- _Your objective_: Every record must be repeated exactly, with no omission.

- _Source material_:

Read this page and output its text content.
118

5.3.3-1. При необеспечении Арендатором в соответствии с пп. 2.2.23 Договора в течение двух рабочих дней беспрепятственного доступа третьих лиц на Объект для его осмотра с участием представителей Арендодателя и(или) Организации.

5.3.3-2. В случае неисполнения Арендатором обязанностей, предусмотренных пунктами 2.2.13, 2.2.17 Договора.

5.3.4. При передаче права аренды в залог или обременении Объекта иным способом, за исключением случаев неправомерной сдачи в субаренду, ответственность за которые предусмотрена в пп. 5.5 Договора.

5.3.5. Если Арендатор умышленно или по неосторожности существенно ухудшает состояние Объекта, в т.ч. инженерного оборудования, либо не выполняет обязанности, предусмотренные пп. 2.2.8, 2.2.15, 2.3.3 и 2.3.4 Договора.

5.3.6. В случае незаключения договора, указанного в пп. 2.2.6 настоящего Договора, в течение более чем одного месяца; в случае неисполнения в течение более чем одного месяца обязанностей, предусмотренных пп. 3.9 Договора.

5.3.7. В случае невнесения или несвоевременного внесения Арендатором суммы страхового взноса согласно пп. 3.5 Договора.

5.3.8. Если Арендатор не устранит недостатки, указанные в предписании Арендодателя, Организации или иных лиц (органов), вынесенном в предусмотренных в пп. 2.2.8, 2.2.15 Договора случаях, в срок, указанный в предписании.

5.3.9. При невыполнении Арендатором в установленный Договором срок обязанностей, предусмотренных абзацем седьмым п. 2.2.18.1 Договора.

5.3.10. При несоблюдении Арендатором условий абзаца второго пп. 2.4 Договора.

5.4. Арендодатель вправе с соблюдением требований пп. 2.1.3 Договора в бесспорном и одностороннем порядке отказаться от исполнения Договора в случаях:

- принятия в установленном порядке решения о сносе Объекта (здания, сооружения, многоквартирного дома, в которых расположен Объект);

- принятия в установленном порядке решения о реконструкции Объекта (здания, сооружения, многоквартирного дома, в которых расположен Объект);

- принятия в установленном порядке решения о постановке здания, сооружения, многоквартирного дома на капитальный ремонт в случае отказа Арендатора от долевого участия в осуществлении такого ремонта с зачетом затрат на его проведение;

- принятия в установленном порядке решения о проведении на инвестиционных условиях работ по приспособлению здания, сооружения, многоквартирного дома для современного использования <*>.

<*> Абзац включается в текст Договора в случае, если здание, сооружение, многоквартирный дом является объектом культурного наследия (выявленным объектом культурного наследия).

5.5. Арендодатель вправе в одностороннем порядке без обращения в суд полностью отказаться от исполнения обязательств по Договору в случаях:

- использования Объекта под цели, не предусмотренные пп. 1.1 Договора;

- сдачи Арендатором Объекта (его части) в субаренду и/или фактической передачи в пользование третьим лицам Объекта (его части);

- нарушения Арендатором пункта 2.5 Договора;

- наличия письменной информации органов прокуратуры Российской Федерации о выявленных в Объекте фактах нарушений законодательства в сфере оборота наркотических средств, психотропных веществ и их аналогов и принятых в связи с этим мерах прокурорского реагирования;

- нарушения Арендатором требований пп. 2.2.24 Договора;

- _Task output_:
Read this page and output its text content.
118

5.3.3-1. При необеспечении Арендатором в соответствии с пп. 2.2.23 Договора в течение двух рабочих дней беспрепятственного доступа третьих лиц на Объект для его осмотра с участием представителей Арендодателя и(или) Организации.

5.3.3-2. В случае неисполнения Арендатором обязанностей, предусмотренных пунктами 2.2.13, 2.2.17 Договора.

5.3.4. При передаче права аренды в залог или обременении Объекта иным способом, за исключением случаев неправомерной сдачи в субаренду, ответственность за которые предусмотрена в пп. 5.5 Договора.

5.3.5. Если Арендатор умышленно или по неосторожности существенно ухудшает состояние Объекта, в т.ч. инженерного оборудования, либо не выполняет обязанности, предусмотренные пп. 2.2.8, 2.2.15, 2.3.3 и 2.3.4 Договора.

5.3.6. В случае незаключения договора, указанного в пп. 2.2.6 настоящего Договора, в течение более чем одного месяца; в случае неисполнения в течение более чем одного месяца обязанностей, предусмотренных пп. 3.9 Договора.

5.3.7. В случае невнесения или несвоевременного внесения Арендатором суммы страхового взноса согласно пп. 3.5 Договора.

5.3.8. Если Арендатор не устранит недостатки, указанные в предписании Арендодателя, Организации или иных лиц (органов), вынесенном в предусмотренных в пп. 2.2.8, 2.2.15 Договора случаях, в срок, указанный в предписании.

5.3.9. При невыполнении Арендатором в установленный Договором срок обязанностей, предусмотренных абзацем седьмым п. 2.2.18.1 Договора.

5.3.10. При несоблюдении Арендатором условий абзаца второго пп. 2.4 Договора.

5.4. Арендодатель вправе с соблюдением требований пп. 2.1.3 Договора в бесспорном и одностороннем порядке отказаться от исполнения Договора в случаях:

- принятия в установленном порядке решения о сносе Объекта (здания, сооружения, многоквартирного дома, в которых расположен Объект);

- принятия в установленном порядке решения о реконструкции Объекта (здания, сооружения, многоквартирного дома, в которых расположен Объект);

- принятия в установленном порядке решения о постановке здания, сооружения, многоквартирного дома на капитальный ремонт в случае отказа Арендатора от долевого участия в осуществлении такого ремонта с зачетом затрат на его проведение;

- принятия в установленном порядке решения о проведении на инвестиционных условиях работ по приспособлению здания, сооружения, многоквартирного дома для современного использования <*>.

<*> Абзац включается в текст Договора в случае, если здание, сооружение, многоквартирный дом является объектом культурного наследия (выявленным объектом культурного наследия).

5.5. Арендодатель вправе в одностороннем порядке без обращения в суд полностью отказаться от исполнения обязательств по Договору в случаях:

- использования Объекта под цели, не предусмотренные пп. 1.1 Договора;

- сдачи Арендатором Объекта (его части) в субаренду и/или фактической передачи в пользование третьим лицам Объекта (его части);

- нарушения Арендатором пункта 2.5 Договора;

- наличия письменной информации органов прокуратуры Российской Федерации о выявленных в Объекте фактах нарушений законодательства в сфере оборота наркотических средств, психотропных веществ и их аналогов и принятых в связи с этим мерах прокурорского реагирования;

- нарушения Арендатором требований пп. 2.2.24 Договора;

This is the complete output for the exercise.